[DATASET EXCERPTS]:
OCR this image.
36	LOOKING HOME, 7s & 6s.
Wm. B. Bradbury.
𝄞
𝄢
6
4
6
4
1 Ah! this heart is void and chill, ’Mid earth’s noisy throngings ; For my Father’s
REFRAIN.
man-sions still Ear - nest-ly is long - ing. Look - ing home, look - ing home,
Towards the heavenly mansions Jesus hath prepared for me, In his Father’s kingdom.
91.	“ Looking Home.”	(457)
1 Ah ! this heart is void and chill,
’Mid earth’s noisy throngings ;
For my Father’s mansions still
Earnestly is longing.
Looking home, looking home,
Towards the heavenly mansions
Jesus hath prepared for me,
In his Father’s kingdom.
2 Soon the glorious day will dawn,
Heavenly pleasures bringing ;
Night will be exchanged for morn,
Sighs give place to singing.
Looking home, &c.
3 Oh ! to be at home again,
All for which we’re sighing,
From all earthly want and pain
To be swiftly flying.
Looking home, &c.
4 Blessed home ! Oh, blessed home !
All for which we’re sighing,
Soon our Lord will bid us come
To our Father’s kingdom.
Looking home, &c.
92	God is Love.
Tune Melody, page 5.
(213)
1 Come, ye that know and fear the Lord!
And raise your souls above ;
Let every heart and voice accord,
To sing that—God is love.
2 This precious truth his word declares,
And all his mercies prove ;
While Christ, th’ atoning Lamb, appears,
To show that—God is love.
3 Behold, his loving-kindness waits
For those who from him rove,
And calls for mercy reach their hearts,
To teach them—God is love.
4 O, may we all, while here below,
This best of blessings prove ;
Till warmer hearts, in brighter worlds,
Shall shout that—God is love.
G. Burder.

* * *

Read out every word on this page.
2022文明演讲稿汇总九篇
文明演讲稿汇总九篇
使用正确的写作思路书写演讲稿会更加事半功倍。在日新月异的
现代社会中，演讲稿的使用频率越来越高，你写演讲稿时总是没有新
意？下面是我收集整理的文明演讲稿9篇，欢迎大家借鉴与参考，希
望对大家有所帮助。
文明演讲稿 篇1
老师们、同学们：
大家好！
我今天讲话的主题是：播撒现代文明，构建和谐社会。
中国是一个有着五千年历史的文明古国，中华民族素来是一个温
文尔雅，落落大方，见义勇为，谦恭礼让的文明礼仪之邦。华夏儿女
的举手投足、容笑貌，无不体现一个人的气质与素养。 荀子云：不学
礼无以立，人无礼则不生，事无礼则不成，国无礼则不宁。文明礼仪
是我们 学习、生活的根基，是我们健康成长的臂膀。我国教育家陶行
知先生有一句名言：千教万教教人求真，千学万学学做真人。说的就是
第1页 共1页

==

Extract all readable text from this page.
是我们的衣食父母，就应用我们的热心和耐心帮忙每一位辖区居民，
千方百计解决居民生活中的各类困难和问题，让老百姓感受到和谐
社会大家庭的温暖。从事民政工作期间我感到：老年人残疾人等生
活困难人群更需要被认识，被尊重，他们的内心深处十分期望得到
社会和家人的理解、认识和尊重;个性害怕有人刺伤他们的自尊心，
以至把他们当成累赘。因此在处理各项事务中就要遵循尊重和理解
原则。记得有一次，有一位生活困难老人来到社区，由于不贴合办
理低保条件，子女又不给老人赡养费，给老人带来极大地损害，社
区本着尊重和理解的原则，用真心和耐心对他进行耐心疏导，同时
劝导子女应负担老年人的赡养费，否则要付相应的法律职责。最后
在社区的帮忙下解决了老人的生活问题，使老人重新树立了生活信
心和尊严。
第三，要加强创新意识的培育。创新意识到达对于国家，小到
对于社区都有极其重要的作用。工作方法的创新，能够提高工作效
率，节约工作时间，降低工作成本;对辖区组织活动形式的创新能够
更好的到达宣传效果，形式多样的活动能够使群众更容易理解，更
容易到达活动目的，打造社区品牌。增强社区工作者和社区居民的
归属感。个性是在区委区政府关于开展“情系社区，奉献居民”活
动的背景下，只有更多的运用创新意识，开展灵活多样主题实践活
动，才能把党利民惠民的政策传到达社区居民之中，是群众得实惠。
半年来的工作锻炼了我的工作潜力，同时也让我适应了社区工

[WHAT TO DO]: Lines containing the string "still" are to be selected and copied.

[ANSWER FOR THIS EXERCISE]:
man-sions still Ear - nest-ly is long - ing. Look - ing home, look - ing home,
For my Father’s mansions still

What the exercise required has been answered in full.